Short problem
Lift out each line of the data that holds "left".
• • •
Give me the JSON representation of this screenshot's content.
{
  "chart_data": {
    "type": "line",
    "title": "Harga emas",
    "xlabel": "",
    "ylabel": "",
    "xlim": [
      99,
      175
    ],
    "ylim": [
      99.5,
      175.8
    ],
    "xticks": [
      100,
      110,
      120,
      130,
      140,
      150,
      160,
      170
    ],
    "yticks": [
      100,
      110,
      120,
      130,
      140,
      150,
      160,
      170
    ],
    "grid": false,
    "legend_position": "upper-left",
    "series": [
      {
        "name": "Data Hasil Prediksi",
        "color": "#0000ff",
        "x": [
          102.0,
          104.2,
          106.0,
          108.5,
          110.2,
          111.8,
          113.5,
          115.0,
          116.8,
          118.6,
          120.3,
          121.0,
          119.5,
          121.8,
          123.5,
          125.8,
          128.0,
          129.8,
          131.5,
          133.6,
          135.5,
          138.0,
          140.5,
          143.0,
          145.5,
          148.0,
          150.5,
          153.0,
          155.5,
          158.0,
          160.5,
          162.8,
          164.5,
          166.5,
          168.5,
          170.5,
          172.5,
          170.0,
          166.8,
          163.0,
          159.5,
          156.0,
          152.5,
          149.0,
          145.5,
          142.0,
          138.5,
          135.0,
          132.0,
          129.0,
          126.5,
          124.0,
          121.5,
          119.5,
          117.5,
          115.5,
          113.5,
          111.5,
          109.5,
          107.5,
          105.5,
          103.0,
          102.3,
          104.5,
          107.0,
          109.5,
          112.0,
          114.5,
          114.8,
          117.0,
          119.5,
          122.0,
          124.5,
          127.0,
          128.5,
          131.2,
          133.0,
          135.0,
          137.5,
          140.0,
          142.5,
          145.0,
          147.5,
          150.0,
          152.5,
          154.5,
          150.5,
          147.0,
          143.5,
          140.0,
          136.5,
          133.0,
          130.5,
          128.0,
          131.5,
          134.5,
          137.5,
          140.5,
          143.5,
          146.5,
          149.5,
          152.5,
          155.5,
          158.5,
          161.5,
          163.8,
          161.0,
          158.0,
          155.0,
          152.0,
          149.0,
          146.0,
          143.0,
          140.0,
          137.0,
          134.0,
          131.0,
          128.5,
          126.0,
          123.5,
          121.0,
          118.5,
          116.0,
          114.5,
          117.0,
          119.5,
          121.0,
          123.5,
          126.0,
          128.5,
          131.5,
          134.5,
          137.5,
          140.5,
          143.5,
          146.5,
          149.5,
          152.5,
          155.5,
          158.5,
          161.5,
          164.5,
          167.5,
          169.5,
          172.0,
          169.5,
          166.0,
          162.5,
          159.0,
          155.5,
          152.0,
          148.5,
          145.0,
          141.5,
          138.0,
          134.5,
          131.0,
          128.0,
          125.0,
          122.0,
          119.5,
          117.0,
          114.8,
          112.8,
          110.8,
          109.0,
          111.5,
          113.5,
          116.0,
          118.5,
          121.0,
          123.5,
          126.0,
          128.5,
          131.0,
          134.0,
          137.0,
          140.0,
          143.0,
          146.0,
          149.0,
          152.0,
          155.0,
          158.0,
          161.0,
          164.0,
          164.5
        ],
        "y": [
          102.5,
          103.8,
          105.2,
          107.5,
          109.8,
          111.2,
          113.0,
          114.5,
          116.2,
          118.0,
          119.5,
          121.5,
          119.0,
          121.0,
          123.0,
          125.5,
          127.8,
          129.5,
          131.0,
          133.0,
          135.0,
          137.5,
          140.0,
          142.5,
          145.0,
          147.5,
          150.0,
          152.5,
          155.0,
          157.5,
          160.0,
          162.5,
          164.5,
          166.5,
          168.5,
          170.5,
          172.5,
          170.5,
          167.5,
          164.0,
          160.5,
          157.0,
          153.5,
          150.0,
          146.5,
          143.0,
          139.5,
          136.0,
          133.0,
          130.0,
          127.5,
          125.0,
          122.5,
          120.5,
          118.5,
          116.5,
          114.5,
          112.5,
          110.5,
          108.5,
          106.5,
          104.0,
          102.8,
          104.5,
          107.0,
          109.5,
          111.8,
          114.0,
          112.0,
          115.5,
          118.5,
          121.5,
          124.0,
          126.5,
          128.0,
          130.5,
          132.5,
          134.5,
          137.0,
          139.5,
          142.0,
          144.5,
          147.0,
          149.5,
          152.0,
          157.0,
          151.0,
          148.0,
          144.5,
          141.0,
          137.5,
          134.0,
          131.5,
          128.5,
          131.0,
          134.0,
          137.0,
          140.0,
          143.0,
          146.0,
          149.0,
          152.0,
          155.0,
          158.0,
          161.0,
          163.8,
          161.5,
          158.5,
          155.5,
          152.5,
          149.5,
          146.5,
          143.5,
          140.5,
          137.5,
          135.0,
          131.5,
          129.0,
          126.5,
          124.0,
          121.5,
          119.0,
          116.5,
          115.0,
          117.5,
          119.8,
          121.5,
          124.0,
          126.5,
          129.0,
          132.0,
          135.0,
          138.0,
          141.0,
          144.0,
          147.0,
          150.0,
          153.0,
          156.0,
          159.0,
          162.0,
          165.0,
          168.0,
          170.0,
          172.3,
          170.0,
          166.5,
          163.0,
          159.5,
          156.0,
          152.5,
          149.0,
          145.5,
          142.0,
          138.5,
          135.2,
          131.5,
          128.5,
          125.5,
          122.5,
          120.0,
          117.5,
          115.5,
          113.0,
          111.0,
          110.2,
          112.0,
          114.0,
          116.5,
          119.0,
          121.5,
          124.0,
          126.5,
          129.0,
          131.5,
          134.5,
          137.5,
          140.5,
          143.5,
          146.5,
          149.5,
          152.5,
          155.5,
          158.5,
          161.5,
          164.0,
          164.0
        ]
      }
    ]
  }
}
• • •
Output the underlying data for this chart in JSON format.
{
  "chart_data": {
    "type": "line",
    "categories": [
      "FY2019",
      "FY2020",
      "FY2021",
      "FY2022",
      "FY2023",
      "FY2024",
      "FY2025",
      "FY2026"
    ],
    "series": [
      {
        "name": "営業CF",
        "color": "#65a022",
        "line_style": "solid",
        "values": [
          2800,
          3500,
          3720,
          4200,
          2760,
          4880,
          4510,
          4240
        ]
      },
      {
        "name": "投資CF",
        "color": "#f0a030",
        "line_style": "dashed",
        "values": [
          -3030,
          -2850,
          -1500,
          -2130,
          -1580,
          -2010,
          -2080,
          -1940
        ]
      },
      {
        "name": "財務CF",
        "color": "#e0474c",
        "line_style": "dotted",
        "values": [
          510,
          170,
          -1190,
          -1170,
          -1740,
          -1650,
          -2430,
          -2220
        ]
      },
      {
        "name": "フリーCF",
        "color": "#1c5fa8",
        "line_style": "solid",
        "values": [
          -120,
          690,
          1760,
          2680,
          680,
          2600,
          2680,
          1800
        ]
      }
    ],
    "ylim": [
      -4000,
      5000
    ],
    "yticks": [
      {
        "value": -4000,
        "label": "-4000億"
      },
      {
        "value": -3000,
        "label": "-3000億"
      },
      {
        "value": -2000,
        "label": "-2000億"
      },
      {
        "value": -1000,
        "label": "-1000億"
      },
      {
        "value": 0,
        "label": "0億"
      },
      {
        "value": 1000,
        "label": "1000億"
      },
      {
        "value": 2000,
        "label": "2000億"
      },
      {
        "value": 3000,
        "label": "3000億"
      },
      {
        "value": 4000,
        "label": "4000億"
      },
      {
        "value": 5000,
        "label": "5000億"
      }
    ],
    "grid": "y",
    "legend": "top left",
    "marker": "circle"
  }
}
• • •
Right answer
    "legend_position": "upper-left",
    "legend": "top left",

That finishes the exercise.